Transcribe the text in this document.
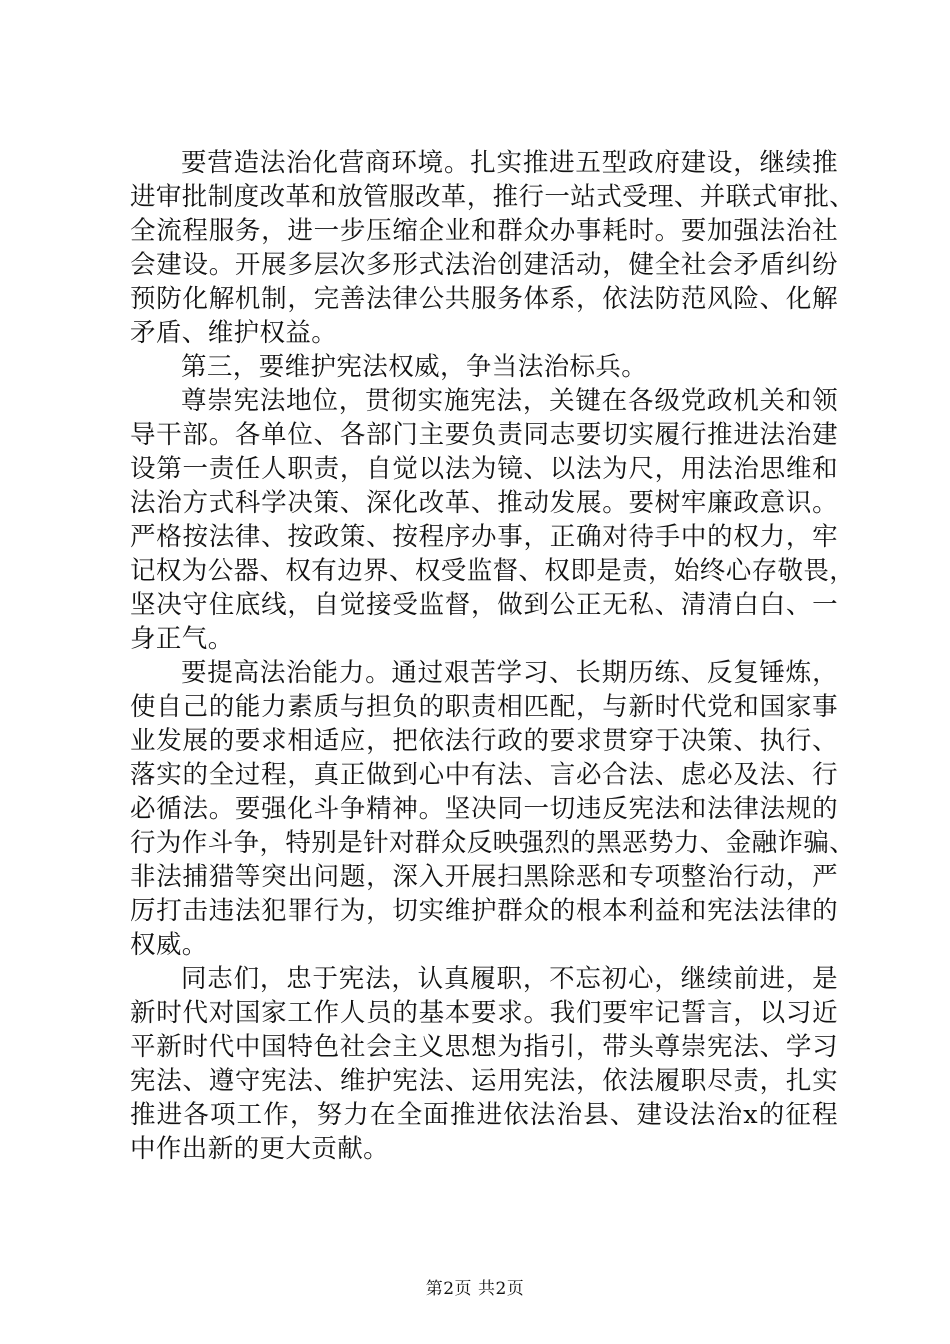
要营造法治化营商环境。扎实推进五型政府建设，继续推
进审批制度改革和放管服改革，推行一站式受理、并联式审批、
全流程服务，进一步压缩企业和群众办事耗时。要加强法治社
会建设。开展多层次多形式法治创建活动，健全社会矛盾纠纷
预防化解机制，完善法律公共服务体系，依法防范风险、化解
矛盾、维护权益。
第三，要维护宪法权威，争当法治标兵。
尊崇宪法地位，贯彻实施宪法，关键在各级党政机关和领
导干部。各单位、各部门主要负责同志要切实履行推进法治建
设第一责任人职责，自觉以法为镜、以法为尺，用法治思维和
法治方式科学决策、深化改革、推动发展。要树牢廉政意识。
严格按法律、按政策、按程序办事，正确对待手中的权力，牢
记权为公器、权有边界、权受监督、权即是责，始终心存敬畏，
坚决守住底线，自觉接受监督，做到公正无私、清清白白、一
身正气。
要提高法治能力。通过艰苦学习、长期历练、反复锤炼，
使自己的能力素质与担负的职责相匹配，与新时代党和国家事
业发展的要求相适应，把依法行政的要求贯穿于决策、执行、
落实的全过程，真正做到心中有法、言必合法、虑必及法、行
必循法。要强化斗争精神。坚决同一切违反宪法和法律法规的
行为作斗争，特别是针对群众反映强烈的黑恶势力、金融诈骗、
非法捕猎等突出问题，深入开展扫黑除恶和专项整治行动，严
厉打击违法犯罪行为，切实维护群众的根本利益和宪法法律的
权威。
同志们，忠于宪法，认真履职，不忘初心，继续前进，是
新时代对国家工作人员的基本要求。我们要牢记誓言，以习近
平新时代中国特色社会主义思想为指引，带头尊崇宪法、学习
宪法、遵守宪法、维护宪法、运用宪法，依法履职尽责，扎实
推进各项工作，努力在全面推进依法治县、建设法治x的征程
中作出新的更大贡献。
第2页 共2页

-=-=-=-=-

JOB: Pictures are not part of the copy; output everything else in the records exactly.

FINISHED TASK:
Transcribe the text in this document.
要营造法治化营商环境。扎实推进五型政府建设，继续推
进审批制度改革和放管服改革，推行一站式受理、并联式审批、
全流程服务，进一步压缩企业和群众办事耗时。要加强法治社
会建设。开展多层次多形式法治创建活动，健全社会矛盾纠纷
预防化解机制，完善法律公共服务体系，依法防范风险、化解
矛盾、维护权益。
第三，要维护宪法权威，争当法治标兵。
尊崇宪法地位，贯彻实施宪法，关键在各级党政机关和领
导干部。各单位、各部门主要负责同志要切实履行推进法治建
设第一责任人职责，自觉以法为镜、以法为尺，用法治思维和
法治方式科学决策、深化改革、推动发展。要树牢廉政意识。
严格按法律、按政策、按程序办事，正确对待手中的权力，牢
记权为公器、权有边界、权受监督、权即是责，始终心存敬畏，
坚决守住底线，自觉接受监督，做到公正无私、清清白白、一
身正气。
要提高法治能力。通过艰苦学习、长期历练、反复锤炼，
使自己的能力素质与担负的职责相匹配，与新时代党和国家事
业发展的要求相适应，把依法行政的要求贯穿于决策、执行、
落实的全过程，真正做到心中有法、言必合法、虑必及法、行
必循法。要强化斗争精神。坚决同一切违反宪法和法律法规的
行为作斗争，特别是针对群众反映强烈的黑恶势力、金融诈骗、
非法捕猎等突出问题，深入开展扫黑除恶和专项整治行动，严
厉打击违法犯罪行为，切实维护群众的根本利益和宪法法律的
权威。
同志们，忠于宪法，认真履职，不忘初心，继续前进，是
新时代对国家工作人员的基本要求。我们要牢记誓言，以习近
平新时代中国特色社会主义思想为指引，带头尊崇宪法、学习
宪法、遵守宪法、维护宪法、运用宪法，依法履职尽责，扎实
推进各项工作，努力在全面推进依法治县、建设法治x的征程
中作出新的更大贡献。
第2页 共2页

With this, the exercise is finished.